• What is expected:
Repeat, line for line, the entries printed below.

(Data items)
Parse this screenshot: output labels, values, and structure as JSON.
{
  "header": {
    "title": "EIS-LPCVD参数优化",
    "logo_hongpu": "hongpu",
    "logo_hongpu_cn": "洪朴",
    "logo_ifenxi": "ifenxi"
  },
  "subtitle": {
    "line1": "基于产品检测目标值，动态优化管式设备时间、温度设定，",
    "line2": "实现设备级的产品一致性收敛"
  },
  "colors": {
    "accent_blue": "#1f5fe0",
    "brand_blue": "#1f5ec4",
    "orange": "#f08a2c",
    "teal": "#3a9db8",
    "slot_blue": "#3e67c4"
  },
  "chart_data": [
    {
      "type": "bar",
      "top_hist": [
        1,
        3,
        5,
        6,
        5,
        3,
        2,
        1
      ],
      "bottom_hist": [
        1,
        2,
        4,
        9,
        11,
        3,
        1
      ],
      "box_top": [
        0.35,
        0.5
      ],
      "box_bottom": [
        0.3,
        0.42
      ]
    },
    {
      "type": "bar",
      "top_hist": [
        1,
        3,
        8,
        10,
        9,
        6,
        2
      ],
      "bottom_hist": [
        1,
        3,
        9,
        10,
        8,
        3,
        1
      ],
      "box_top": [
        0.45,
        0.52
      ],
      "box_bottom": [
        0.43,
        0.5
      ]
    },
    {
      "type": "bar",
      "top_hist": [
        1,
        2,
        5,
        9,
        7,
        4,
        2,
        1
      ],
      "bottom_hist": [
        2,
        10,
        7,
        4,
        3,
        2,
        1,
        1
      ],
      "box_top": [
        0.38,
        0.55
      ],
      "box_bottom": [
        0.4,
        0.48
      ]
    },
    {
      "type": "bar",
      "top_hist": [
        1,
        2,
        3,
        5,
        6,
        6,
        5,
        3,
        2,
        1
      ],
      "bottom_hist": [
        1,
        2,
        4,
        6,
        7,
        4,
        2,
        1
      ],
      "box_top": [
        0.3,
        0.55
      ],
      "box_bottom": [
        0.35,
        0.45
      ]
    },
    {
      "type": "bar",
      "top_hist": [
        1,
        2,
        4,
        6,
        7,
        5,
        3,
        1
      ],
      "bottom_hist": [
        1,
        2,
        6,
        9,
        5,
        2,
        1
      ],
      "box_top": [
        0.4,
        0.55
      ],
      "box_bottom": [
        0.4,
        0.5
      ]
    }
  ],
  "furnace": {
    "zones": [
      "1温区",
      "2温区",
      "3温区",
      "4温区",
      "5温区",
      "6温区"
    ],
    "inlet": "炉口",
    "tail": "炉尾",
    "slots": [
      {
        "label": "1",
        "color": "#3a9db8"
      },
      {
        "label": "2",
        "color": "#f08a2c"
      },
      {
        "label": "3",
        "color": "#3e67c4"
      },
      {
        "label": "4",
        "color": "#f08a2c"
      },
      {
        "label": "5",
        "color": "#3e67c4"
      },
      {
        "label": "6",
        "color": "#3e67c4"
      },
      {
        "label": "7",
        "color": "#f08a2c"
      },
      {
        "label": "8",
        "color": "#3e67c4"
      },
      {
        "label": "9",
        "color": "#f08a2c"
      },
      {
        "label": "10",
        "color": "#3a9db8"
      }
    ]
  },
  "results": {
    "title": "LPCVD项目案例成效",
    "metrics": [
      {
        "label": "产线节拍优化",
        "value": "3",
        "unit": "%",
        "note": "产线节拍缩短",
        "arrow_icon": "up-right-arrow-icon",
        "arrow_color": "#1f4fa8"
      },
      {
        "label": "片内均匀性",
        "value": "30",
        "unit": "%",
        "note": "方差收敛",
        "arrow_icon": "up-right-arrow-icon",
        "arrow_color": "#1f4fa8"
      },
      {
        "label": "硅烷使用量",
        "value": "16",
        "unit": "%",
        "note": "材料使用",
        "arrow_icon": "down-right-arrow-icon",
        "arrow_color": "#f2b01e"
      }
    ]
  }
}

• Solved problem:
Parse this screenshot: output labels, values, and structure as JSON.
{
  "header": {
    "title": "EIS-LPCVD参数优化",
    "logo_hongpu": "hongpu",
    "logo_hongpu_cn": "洪朴",
    "logo_ifenxi": "ifenxi"
  },
  "subtitle": {
    "line1": "基于产品检测目标值，动态优化管式设备时间、温度设定，",
    "line2": "实现设备级的产品一致性收敛"
  },
  "colors": {
    "accent_blue": "#1f5fe0",
    "brand_blue": "#1f5ec4",
    "orange": "#f08a2c",
    "teal": "#3a9db8",
    "slot_blue": "#3e67c4"
  },
  "chart_data": [
    {
      "type": "bar",
      "top_hist": [
        1,
        3,
        5,
        6,
        5,
        3,
        2,
        1
      ],
      "bottom_hist": [
        1,
        2,
        4,
        9,
        11,
        3,
        1
      ],
      "box_top": [
        0.35,
        0.5
      ],
      "box_bottom": [
        0.3,
        0.42
      ]
    },
    {
      "type": "bar",
      "top_hist": [
        1,
        3,
        8,
        10,
        9,
        6,
        2
      ],
      "bottom_hist": [
        1,
        3,
        9,
        10,
        8,
        3,
        1
      ],
      "box_top": [
        0.45,
        0.52
      ],
      "box_bottom": [
        0.43,
        0.5
      ]
    },
    {
      "type": "bar",
      "top_hist": [
        1,
        2,
        5,
        9,
        7,
        4,
        2,
        1
      ],
      "bottom_hist": [
        2,
        10,
        7,
        4,
        3,
        2,
        1,
        1
      ],
      "box_top": [
        0.38,
        0.55
      ],
      "box_bottom": [
        0.4,
        0.48
      ]
    },
    {
      "type": "bar",
      "top_hist": [
        1,
        2,
        3,
        5,
        6,
        6,
        5,
        3,
        2,
        1
      ],
      "bottom_hist": [
        1,
        2,
        4,
        6,
        7,
        4,
        2,
        1
      ],
      "box_top": [
        0.3,
        0.55
      ],
      "box_bottom": [
        0.35,
        0.45
      ]
    },
    {
      "type": "bar",
      "top_hist": [
        1,
        2,
        4,
        6,
        7,
        5,
        3,
        1
      ],
      "bottom_hist": [
        1,
        2,
        6,
        9,
        5,
        2,
        1
      ],
      "box_top": [
        0.4,
        0.55
      ],
      "box_bottom": [
        0.4,
        0.5
      ]
    }
  ],
  "furnace": {
    "zones": [
      "1温区",
      "2温区",
      "3温区",
      "4温区",
      "5温区",
      "6温区"
    ],
    "inlet": "炉口",
    "tail": "炉尾",
    "slots": [
      {
        "label": "1",
        "color": "#3a9db8"
      },
      {
        "label": "2",
        "color": "#f08a2c"
      },
      {
        "label": "3",
        "color": "#3e67c4"
      },
      {
        "label": "4",
        "color": "#f08a2c"
      },
      {
        "label": "5",
        "color": "#3e67c4"
      },
      {
        "label": "6",
        "color": "#3e67c4"
      },
      {
        "label": "7",
        "color": "#f08a2c"
      },
      {
        "label": "8",
        "color": "#3e67c4"
      },
      {
        "label": "9",
        "color": "#f08a2c"
      },
      {
        "label": "10",
        "color": "#3a9db8"
      }
    ]
  },
  "results": {
    "title": "LPCVD项目案例成效",
    "metrics": [
      {
        "label": "产线节拍优化",
        "value": "3",
        "unit": "%",
        "note": "产线节拍缩短",
        "arrow_icon": "up-right-arrow-icon",
        "arrow_color": "#1f4fa8"
      },
      {
        "label": "片内均匀性",
        "value": "30",
        "unit": "%",
        "note": "方差收敛",
        "arrow_icon": "up-right-arrow-icon",
        "arrow_color": "#1f4fa8"
      },
      {
        "label": "硅烷使用量",
        "value": "16",
        "unit": "%",
        "note": "材料使用",
        "arrow_icon": "down-right-arrow-icon",
        "arrow_color": "#f2b01e"
      }
    ]
  }
}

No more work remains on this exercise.